● Work instructions:
Without changing a character, return the entries, but not the images they hold.

-- BEGIN Input --

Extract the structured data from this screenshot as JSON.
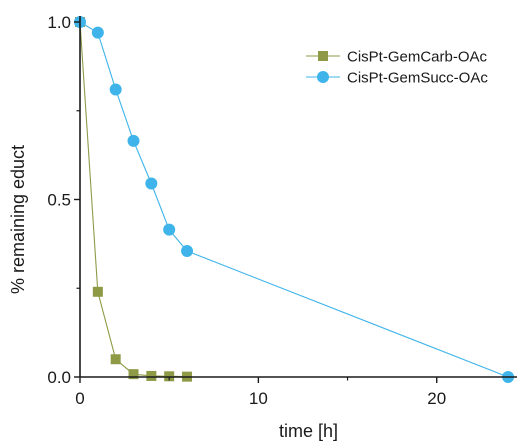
{
  "chart_data": {
    "type": "line",
    "xlabel": "time [h]",
    "ylabel": "% remaining educt",
    "xlim": [
      0,
      24.5
    ],
    "ylim": [
      0,
      1.0
    ],
    "x_ticks": [
      0,
      10,
      20
    ],
    "x_tick_labels": [
      "0",
      "10",
      "20"
    ],
    "y_ticks": [
      0.0,
      0.5,
      1.0
    ],
    "y_tick_labels": [
      "0.0",
      "0.5",
      "1.0"
    ],
    "grid": false,
    "legend_position": "top-right",
    "series": [
      {
        "name": "CisPt-GemCarb-OAc",
        "marker": "square",
        "color": "#8f9a46",
        "x": [
          0,
          1,
          2,
          3,
          4,
          5,
          6
        ],
        "y": [
          1.0,
          0.24,
          0.05,
          0.008,
          0.003,
          0.002,
          0.001
        ]
      },
      {
        "name": "CisPt-GemSucc-OAc",
        "marker": "circle",
        "color": "#3fb4ea",
        "x": [
          0,
          1,
          2,
          3,
          4,
          5,
          6,
          24
        ],
        "y": [
          1.0,
          0.97,
          0.81,
          0.665,
          0.545,
          0.415,
          0.355,
          0.0
        ]
      }
    ]
  }
}
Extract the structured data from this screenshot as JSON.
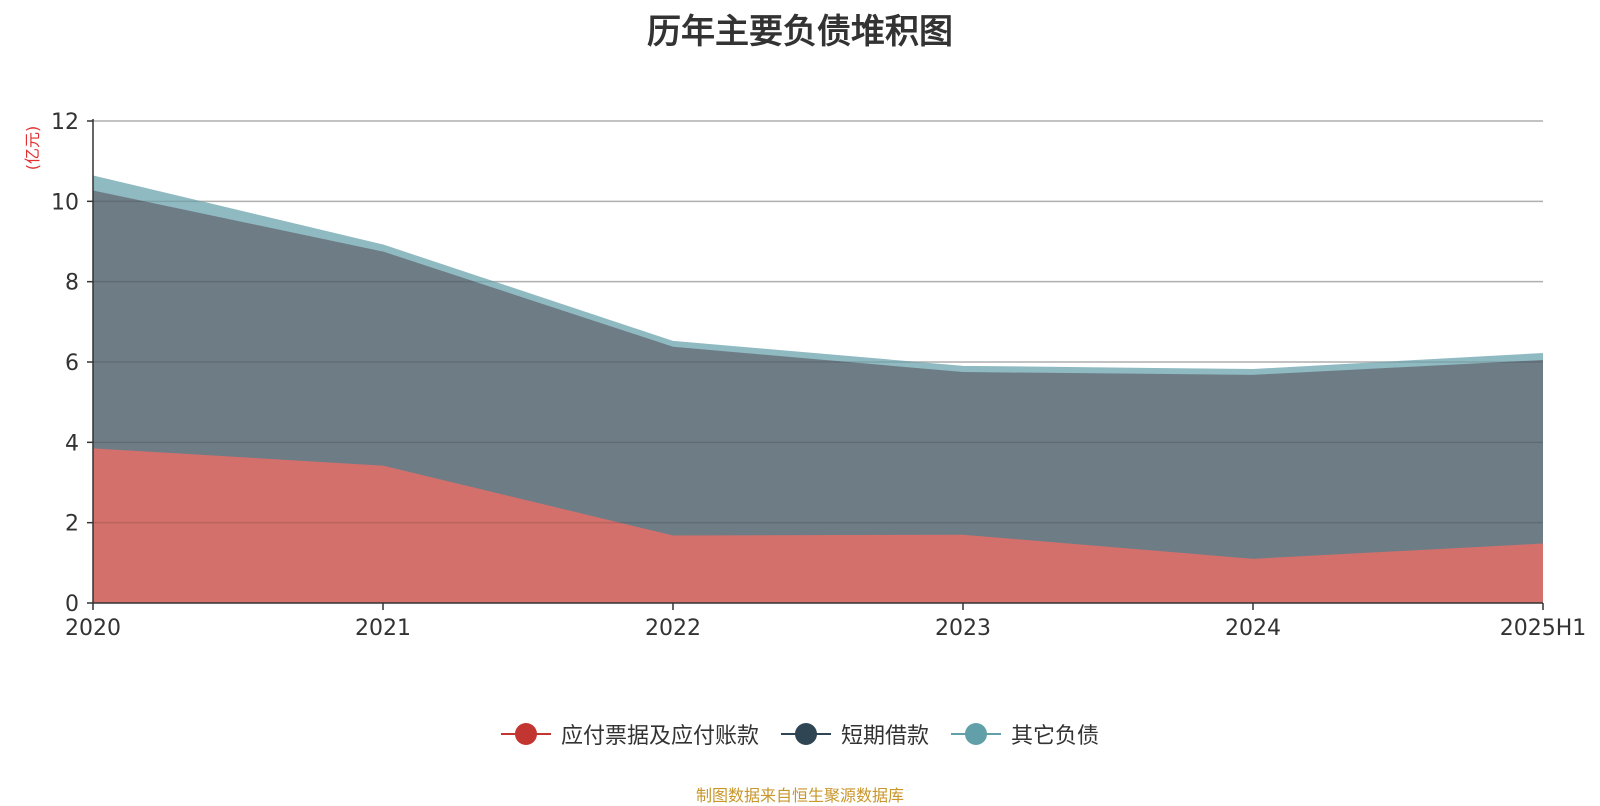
{
  "chart_data": {
    "type": "area",
    "title": "历年主要负债堆积图",
    "ylabel": "(亿元)",
    "xlabel": "",
    "categories": [
      "2020",
      "2021",
      "2022",
      "2023",
      "2024",
      "2025H1"
    ],
    "ylim": [
      0,
      12
    ],
    "yticks": [
      0,
      2,
      4,
      6,
      8,
      10,
      12
    ],
    "stacked": true,
    "grid": true,
    "legend_position": "bottom",
    "series": [
      {
        "name": "应付票据及应付账款",
        "values": [
          3.85,
          3.42,
          1.68,
          1.7,
          1.1,
          1.48
        ],
        "fill": "#d4706c",
        "color": "#c23531"
      },
      {
        "name": "短期借款",
        "values": [
          6.42,
          5.33,
          4.7,
          4.05,
          4.58,
          4.57
        ],
        "fill": "#6e7c86",
        "color": "#2f4554"
      },
      {
        "name": "其它负债",
        "values": [
          0.35,
          0.15,
          0.12,
          0.13,
          0.12,
          0.15
        ],
        "fill": "#8fbac1",
        "color": "#61a0a8"
      }
    ]
  },
  "source_text": "制图数据来自恒生聚源数据库"
}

-- END Input --

● Task solution:
Extract the structured data from this screenshot as JSON.
{
  "chart_data": {
    "type": "line",
    "xlabel": "time [h]",
    "ylabel": "% remaining educt",
    "xlim": [
      0,
      24.5
    ],
    "ylim": [
      0,
      1.0
    ],
    "x_ticks": [
      0,
      10,
      20
    ],
    "x_tick_labels": [
      "0",
      "10",
      "20"
    ],
    "y_ticks": [
      0.0,
      0.5,
      1.0
    ],
    "y_tick_labels": [
      "0.0",
      "0.5",
      "1.0"
    ],
    "grid": false,
    "legend_position": "top-right",
    "series": [
      {
        "name": "CisPt-GemCarb-OAc",
        "marker": "square",
        "color": "#8f9a46",
        "x": [
          0,
          1,
          2,
          3,
          4,
          5,
          6
        ],
        "y": [
          1.0,
          0.24,
          0.05,
          0.008,
          0.003,
          0.002,
          0.001
        ]
      },
      {
        "name": "CisPt-GemSucc-OAc",
        "marker": "circle",
        "color": "#3fb4ea",
        "x": [
          0,
          1,
          2,
          3,
          4,
          5,
          6,
          24
        ],
        "y": [
          1.0,
          0.97,
          0.81,
          0.665,
          0.545,
          0.415,
          0.355,
          0.0
        ]
      }
    ]
  }
}
Extract the structured data from this screenshot as JSON.
{
  "chart_data": {
    "type": "area",
    "title": "历年主要负债堆积图",
    "ylabel": "(亿元)",
    "xlabel": "",
    "categories": [
      "2020",
      "2021",
      "2022",
      "2023",
      "2024",
      "2025H1"
    ],
    "ylim": [
      0,
      12
    ],
    "yticks": [
      0,
      2,
      4,
      6,
      8,
      10,
      12
    ],
    "stacked": true,
    "grid": true,
    "legend_position": "bottom",
    "series": [
      {
        "name": "应付票据及应付账款",
        "values": [
          3.85,
          3.42,
          1.68,
          1.7,
          1.1,
          1.48
        ],
        "fill": "#d4706c",
        "color": "#c23531"
      },
      {
        "name": "短期借款",
        "values": [
          6.42,
          5.33,
          4.7,
          4.05,
          4.58,
          4.57
        ],
        "fill": "#6e7c86",
        "color": "#2f4554"
      },
      {
        "name": "其它负债",
        "values": [
          0.35,
          0.15,
          0.12,
          0.13,
          0.12,
          0.15
        ],
        "fill": "#8fbac1",
        "color": "#61a0a8"
      }
    ]
  },
  "source_text": "制图数据来自恒生聚源数据库"
}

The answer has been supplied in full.